Information shown ▸
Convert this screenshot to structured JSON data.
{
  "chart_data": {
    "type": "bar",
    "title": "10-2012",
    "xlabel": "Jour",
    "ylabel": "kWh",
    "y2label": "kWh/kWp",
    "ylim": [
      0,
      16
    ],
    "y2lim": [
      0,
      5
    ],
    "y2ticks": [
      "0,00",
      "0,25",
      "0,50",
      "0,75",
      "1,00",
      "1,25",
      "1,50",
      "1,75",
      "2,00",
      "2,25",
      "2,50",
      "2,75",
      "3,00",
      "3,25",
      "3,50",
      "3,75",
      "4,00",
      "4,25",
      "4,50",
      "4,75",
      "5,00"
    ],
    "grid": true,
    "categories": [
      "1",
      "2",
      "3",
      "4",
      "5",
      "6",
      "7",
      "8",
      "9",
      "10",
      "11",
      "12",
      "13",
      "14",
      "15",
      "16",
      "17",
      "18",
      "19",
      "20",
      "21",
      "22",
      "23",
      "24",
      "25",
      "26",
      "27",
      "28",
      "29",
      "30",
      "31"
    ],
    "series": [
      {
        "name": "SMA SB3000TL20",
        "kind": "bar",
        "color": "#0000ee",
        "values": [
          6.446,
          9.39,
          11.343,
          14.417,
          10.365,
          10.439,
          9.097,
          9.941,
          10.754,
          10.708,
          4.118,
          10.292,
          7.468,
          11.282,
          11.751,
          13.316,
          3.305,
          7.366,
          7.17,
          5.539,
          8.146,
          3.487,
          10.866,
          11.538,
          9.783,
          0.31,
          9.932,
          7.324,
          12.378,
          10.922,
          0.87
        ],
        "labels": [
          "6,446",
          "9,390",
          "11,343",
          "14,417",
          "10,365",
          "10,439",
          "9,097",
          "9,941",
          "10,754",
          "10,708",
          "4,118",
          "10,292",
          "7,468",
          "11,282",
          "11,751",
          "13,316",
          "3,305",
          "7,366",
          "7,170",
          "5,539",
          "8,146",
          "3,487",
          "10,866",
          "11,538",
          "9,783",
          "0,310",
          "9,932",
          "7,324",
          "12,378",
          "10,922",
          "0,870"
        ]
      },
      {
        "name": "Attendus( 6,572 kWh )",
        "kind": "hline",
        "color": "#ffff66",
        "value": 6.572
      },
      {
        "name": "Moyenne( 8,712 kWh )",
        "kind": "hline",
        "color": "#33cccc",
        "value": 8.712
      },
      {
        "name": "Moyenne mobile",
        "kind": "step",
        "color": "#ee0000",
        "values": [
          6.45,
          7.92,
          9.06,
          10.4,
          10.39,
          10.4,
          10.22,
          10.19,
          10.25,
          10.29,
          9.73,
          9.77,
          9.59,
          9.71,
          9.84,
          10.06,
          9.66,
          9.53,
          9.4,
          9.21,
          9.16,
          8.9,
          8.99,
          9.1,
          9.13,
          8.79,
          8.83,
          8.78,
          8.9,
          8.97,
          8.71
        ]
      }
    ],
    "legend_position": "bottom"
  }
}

Do this ▸
Pick out the lines containing the word "Moyenne" and show them.

Solution to this exercise ▸
        "name": "Moyenne( 8,712 kWh )",
        "name": "Moyenne mobile",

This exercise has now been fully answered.